» **Aim**
Below are the records; pull every line that includes "true".

» **Information given**
■ ■ ■ ■ ■ ■ ■
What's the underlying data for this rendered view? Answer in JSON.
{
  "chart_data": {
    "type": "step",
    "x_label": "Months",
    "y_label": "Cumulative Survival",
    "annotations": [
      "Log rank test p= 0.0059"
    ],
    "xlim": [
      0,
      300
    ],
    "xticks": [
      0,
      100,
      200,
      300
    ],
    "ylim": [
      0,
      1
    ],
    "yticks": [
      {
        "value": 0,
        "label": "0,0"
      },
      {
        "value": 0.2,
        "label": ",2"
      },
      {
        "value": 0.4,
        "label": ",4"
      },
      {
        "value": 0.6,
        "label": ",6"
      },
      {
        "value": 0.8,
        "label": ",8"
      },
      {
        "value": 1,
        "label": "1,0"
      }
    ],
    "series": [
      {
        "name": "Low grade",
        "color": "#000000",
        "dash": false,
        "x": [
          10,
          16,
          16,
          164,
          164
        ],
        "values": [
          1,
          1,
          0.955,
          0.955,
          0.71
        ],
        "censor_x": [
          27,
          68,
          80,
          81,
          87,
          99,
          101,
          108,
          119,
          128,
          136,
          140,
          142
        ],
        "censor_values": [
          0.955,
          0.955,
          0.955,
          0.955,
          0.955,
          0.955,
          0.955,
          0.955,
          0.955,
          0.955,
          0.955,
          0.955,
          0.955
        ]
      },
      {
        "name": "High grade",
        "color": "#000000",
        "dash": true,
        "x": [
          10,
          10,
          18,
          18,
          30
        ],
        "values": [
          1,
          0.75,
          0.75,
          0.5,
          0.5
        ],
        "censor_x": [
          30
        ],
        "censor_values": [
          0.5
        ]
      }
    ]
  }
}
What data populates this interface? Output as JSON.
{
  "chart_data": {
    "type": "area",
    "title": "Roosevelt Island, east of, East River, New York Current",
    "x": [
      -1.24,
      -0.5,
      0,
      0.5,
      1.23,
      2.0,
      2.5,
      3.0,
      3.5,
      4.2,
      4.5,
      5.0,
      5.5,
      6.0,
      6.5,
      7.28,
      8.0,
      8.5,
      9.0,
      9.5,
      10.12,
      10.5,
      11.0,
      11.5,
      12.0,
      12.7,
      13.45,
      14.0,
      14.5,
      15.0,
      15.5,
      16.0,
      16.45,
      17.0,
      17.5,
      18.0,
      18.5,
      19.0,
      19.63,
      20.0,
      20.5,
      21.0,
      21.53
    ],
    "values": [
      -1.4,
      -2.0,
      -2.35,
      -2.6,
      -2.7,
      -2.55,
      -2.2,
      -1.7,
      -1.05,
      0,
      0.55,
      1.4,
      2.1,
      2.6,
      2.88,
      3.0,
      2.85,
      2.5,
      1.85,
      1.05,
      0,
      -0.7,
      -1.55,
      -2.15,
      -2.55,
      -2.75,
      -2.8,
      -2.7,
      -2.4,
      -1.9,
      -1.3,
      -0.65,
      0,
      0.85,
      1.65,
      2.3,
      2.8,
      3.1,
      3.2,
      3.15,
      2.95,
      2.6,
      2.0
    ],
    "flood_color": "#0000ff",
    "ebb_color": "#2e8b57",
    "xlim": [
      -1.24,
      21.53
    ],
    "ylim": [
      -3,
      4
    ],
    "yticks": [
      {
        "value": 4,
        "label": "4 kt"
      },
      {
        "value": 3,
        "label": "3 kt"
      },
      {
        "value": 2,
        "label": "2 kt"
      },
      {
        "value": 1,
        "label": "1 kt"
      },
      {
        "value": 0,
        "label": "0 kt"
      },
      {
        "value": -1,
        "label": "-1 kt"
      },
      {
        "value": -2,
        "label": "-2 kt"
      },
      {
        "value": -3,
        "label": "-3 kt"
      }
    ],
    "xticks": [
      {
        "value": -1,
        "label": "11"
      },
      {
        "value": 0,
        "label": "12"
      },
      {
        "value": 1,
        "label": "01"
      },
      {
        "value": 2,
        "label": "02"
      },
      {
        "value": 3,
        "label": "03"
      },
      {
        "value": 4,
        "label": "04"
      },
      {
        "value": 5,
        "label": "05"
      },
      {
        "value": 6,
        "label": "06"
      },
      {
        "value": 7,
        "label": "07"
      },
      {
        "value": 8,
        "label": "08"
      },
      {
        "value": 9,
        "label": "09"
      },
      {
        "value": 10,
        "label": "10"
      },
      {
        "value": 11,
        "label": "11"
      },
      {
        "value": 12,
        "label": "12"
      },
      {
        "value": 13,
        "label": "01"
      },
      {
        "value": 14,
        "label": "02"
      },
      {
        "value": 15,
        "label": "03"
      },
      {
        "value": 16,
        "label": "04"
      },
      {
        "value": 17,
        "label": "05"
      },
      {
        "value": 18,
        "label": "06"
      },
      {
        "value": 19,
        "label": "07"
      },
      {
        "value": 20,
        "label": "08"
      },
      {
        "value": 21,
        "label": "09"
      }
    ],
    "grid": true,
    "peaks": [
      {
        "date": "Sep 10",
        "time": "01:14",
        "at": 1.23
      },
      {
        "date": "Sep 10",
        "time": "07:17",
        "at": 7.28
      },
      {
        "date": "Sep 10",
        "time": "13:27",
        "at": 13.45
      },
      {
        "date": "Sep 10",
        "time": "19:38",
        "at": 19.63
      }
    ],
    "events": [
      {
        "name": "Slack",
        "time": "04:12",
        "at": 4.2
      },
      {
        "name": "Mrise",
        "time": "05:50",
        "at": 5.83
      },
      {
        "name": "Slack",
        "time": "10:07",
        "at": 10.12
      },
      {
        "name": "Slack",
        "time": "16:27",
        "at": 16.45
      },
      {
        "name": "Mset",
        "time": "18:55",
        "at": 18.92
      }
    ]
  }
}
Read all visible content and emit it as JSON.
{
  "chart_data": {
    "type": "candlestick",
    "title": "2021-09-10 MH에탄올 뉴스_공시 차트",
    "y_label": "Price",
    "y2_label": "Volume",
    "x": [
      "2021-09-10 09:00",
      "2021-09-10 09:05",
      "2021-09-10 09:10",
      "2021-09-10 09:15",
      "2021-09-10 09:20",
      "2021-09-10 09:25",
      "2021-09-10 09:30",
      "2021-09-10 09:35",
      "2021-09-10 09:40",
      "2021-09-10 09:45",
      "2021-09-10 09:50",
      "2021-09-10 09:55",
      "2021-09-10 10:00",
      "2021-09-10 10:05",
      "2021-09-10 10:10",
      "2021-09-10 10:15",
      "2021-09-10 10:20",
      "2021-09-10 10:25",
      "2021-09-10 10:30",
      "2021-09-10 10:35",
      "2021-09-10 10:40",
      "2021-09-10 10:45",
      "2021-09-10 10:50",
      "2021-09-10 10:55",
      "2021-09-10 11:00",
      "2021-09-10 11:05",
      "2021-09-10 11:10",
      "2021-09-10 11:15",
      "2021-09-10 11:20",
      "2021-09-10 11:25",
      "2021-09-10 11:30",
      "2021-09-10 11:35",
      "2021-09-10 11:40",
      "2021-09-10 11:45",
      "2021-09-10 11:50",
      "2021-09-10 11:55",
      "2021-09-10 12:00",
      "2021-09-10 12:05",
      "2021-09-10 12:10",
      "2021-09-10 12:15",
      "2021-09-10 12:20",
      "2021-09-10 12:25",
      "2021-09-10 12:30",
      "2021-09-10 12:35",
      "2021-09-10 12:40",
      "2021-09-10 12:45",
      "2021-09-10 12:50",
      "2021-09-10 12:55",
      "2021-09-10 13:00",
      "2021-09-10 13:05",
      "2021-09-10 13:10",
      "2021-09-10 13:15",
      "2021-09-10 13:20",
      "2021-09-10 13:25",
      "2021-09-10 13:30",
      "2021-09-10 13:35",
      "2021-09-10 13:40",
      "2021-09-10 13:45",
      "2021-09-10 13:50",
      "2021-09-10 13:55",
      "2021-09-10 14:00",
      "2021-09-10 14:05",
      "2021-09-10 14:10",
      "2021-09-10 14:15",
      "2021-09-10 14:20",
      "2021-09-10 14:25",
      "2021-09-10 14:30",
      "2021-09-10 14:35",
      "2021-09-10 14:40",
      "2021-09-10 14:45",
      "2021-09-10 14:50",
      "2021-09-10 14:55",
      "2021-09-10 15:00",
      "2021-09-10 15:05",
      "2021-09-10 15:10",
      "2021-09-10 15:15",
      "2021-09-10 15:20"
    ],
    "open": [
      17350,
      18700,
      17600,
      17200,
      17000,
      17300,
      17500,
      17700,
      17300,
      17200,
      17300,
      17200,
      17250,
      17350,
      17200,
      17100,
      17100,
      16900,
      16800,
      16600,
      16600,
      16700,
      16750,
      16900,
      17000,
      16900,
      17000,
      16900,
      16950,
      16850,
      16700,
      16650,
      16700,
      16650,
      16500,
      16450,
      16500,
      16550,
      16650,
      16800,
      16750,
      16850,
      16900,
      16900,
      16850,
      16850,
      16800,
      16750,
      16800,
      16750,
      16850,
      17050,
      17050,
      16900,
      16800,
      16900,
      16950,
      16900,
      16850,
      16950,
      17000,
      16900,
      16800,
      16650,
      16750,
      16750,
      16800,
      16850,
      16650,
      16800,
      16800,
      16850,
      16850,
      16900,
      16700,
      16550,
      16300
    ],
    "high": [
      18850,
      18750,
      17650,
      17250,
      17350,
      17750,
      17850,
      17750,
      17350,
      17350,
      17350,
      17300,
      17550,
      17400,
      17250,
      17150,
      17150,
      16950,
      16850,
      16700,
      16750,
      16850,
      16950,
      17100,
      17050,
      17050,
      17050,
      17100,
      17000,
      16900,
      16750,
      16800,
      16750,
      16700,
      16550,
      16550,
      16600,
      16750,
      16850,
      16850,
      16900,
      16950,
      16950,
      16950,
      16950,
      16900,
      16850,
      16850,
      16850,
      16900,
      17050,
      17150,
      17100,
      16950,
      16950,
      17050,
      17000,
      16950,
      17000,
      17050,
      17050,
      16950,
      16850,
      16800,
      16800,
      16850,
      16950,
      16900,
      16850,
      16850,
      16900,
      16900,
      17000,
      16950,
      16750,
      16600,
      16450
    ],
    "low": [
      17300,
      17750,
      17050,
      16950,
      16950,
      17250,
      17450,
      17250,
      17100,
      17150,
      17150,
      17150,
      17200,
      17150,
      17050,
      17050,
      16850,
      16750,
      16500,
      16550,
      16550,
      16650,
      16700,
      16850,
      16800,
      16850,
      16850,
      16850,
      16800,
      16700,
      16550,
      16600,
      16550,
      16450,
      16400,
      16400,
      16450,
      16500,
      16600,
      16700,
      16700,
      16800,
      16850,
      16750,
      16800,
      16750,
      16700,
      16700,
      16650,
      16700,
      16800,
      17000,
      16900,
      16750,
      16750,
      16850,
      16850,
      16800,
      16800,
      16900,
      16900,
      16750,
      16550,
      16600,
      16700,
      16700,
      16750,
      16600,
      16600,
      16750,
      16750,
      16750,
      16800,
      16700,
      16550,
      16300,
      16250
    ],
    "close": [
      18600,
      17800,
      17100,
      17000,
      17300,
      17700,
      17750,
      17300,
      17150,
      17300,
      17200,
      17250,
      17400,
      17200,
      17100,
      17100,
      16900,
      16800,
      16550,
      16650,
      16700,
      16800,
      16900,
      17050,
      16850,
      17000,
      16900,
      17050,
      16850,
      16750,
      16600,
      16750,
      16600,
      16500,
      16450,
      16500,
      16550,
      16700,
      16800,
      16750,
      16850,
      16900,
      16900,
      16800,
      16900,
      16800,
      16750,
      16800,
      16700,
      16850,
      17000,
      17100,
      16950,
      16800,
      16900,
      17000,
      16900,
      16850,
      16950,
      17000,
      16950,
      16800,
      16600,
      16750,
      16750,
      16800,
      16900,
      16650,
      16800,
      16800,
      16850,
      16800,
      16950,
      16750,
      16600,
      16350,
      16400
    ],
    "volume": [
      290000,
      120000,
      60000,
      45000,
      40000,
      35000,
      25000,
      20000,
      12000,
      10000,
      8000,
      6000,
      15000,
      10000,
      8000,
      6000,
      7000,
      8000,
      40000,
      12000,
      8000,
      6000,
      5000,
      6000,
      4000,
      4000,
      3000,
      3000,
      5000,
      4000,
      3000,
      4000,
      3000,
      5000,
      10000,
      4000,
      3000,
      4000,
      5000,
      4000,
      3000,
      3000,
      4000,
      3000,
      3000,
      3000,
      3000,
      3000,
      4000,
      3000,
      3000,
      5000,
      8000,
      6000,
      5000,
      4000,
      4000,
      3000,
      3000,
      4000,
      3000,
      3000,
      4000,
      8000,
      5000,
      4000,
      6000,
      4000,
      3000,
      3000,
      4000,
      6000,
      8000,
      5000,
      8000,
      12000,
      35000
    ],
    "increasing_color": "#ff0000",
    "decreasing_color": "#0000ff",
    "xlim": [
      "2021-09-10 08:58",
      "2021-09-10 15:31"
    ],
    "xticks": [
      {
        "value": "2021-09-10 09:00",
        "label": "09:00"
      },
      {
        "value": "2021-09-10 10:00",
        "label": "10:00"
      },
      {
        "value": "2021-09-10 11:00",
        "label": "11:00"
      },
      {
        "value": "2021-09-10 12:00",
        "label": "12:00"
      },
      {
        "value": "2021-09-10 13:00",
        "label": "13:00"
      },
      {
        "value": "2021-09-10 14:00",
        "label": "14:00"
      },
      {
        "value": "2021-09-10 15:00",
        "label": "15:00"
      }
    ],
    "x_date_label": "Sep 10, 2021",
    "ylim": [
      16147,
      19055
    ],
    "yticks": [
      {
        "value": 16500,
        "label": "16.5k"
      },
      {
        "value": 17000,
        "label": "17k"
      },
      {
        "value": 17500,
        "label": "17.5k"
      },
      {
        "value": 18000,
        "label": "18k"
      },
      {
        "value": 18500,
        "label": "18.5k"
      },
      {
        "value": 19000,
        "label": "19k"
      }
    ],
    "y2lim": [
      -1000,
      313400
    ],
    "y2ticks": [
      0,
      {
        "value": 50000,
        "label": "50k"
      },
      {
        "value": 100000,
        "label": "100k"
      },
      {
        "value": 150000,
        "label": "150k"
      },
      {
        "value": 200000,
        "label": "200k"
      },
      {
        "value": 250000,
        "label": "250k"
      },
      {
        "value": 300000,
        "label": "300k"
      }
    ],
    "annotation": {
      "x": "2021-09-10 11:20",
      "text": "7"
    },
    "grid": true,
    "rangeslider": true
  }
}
■ ■ ■ ■ ■ ■ ■
» **Task solution**
        "dash": true,
    "grid": true,
    "grid": true,
    "rangeslider": true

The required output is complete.